INFORMATION SUPPLIED:
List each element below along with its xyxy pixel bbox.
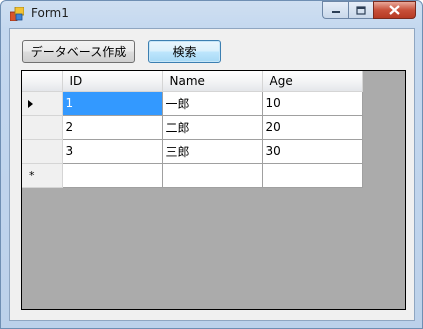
cell-age[interactable]: 10 [262, 91, 363, 116]
new-cell-id[interactable] [62, 163, 163, 188]
form-app-icon [9, 6, 25, 22]
cell-name[interactable]: 一郎 [162, 91, 263, 116]
cell-name[interactable]: 三郎 [162, 139, 263, 164]
table-row: 2 二郎 20 [22, 115, 363, 140]
cell-name[interactable]: 二郎 [162, 115, 263, 140]
header-row: ID Name Age [22, 71, 363, 92]
form-client-area: データベース作成 検索 ID Name Age 1 一郎 10 2 二郎 20 … [9, 28, 415, 321]
close-button[interactable] [373, 1, 416, 19]
minimize-icon [331, 11, 340, 13]
cell-id[interactable]: 2 [62, 115, 163, 140]
create-database-button[interactable]: データベース作成 [22, 40, 135, 63]
maximize-icon [356, 5, 366, 15]
cell-age[interactable]: 20 [262, 115, 363, 140]
row-header[interactable] [22, 139, 63, 164]
maximize-button[interactable] [348, 1, 373, 19]
cell-age[interactable]: 30 [262, 139, 363, 164]
cell-id[interactable]: 3 [62, 139, 163, 164]
new-cell-age[interactable] [262, 163, 363, 188]
table-row: 3 三郎 30 [22, 139, 363, 164]
close-icon [389, 5, 400, 15]
new-row: * [22, 163, 363, 188]
new-row-marker: * [29, 168, 35, 182]
grid-table: ID Name Age 1 一郎 10 2 二郎 20 3 三郎 30 * [22, 71, 363, 188]
search-button[interactable]: 検索 [148, 40, 221, 63]
data-grid[interactable]: ID Name Age 1 一郎 10 2 二郎 20 3 三郎 30 * [21, 70, 406, 310]
window-title: Form1 [31, 6, 69, 20]
table-row: 1 一郎 10 [22, 91, 363, 116]
grid-corner-header[interactable] [22, 71, 63, 92]
row-header[interactable] [22, 91, 63, 116]
title-bar[interactable]: Form1 [1, 1, 422, 27]
new-cell-name[interactable] [162, 163, 263, 188]
column-header-id[interactable]: ID [62, 71, 163, 92]
caption-buttons [322, 1, 416, 19]
column-header-age[interactable]: Age [262, 71, 363, 92]
new-row-header[interactable]: * [22, 163, 63, 188]
cell-id[interactable]: 1 [62, 91, 163, 116]
row-header[interactable] [22, 115, 63, 140]
app-window: Form1 データベース作成 検索 ID Name Age 1 一郎 10 2 … [0, 0, 423, 329]
current-row-arrow-icon [28, 99, 33, 108]
minimize-button[interactable] [322, 1, 348, 19]
column-header-name[interactable]: Name [162, 71, 263, 92]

PROBLEM:
Rewrite the lines above as a JSON list of strings, one string per line, skipping blank lines and leaving out the picture.

SOLUTION TO THIS TASK:
[
  "List each element below along with its xyxy pixel bbox.",
  "cell-age[interactable]: 10 [262, 91, 363, 116]",
  "new-cell-id[interactable] [62, 163, 163, 188]",
  "form-app-icon [9, 6, 25, 22]",
  "cell-name[interactable]: 一郎 [162, 91, 263, 116]",
  "cell-name[interactable]: 三郎 [162, 139, 263, 164]",
  "table-row: 2 二郎 20 [22, 115, 363, 140]",
  "cell-name[interactable]: 二郎 [162, 115, 263, 140]",
  "header-row: ID Name Age [22, 71, 363, 92]",
  "form-client-area: データベース作成 検索 ID Name Age 1 一郎 10 2 二郎 20 … [9, 28, 415, 321]",
  "close-button[interactable] [373, 1, 416, 19]",
  "minimize-icon [331, 11, 340, 13]",
  "cell-id[interactable]: 2 [62, 115, 163, 140]",
  "create-database-button[interactable]: データベース作成 [22, 40, 135, 63]",
  "maximize-icon [356, 5, 366, 15]",
  "cell-age[interactable]: 20 [262, 115, 363, 140]",
  "row-header[interactable] [22, 139, 63, 164]",
  "maximize-button[interactable] [348, 1, 373, 19]",
  "cell-age[interactable]: 30 [262, 139, 363, 164]",
  "cell-id[interactable]: 3 [62, 139, 163, 164]",
  "new-cell-age[interactable] [262, 163, 363, 188]",
  "table-row: 3 三郎 30 [22, 139, 363, 164]",
  "close-icon [389, 5, 400, 15]",
  "new-row: * [22, 163, 363, 188]",
  "new-row-marker: * [29, 168, 35, 182]",
  "grid-table: ID Name Age 1 一郎 10 2 二郎 20 3 三郎 30 * [22, 71, 363, 188]",
  "search-button[interactable]: 検索 [148, 40, 221, 63]",
  "data-grid[interactable]: ID Name Age 1 一郎 10 2 二郎 20 3 三郎 30 * [21, 70, 406, 310]",
  "window-title: Form1 [31, 6, 69, 20]",
  "table-row: 1 一郎 10 [22, 91, 363, 116]",
  "grid-corner-header[interactable] [22, 71, 63, 92]",
  "row-header[interactable] [22, 91, 63, 116]",
  "title-bar[interactable]: Form1 [1, 1, 422, 27]",
  "new-cell-name[interactable] [162, 163, 263, 188]",
  "column-header-id[interactable]: ID [62, 71, 163, 92]",
  "caption-buttons [322, 1, 416, 19]",
  "column-header-age[interactable]: Age [262, 71, 363, 92]",
  "new-row-header[interactable]: * [22, 163, 63, 188]",
  "cell-id[interactable]: 1 [62, 91, 163, 116]",
  "row-header[interactable] [22, 115, 63, 140]",
  "app-window: Form1 データベース作成 検索 ID Name Age 1 一郎 10 2 … [0, 0, 423, 329]",
  "current-row-arrow-icon [28, 99, 33, 108]",
  "minimize-button[interactable] [322, 1, 348, 19]",
  "column-header-name[interactable]: Name [162, 71, 263, 92]"
]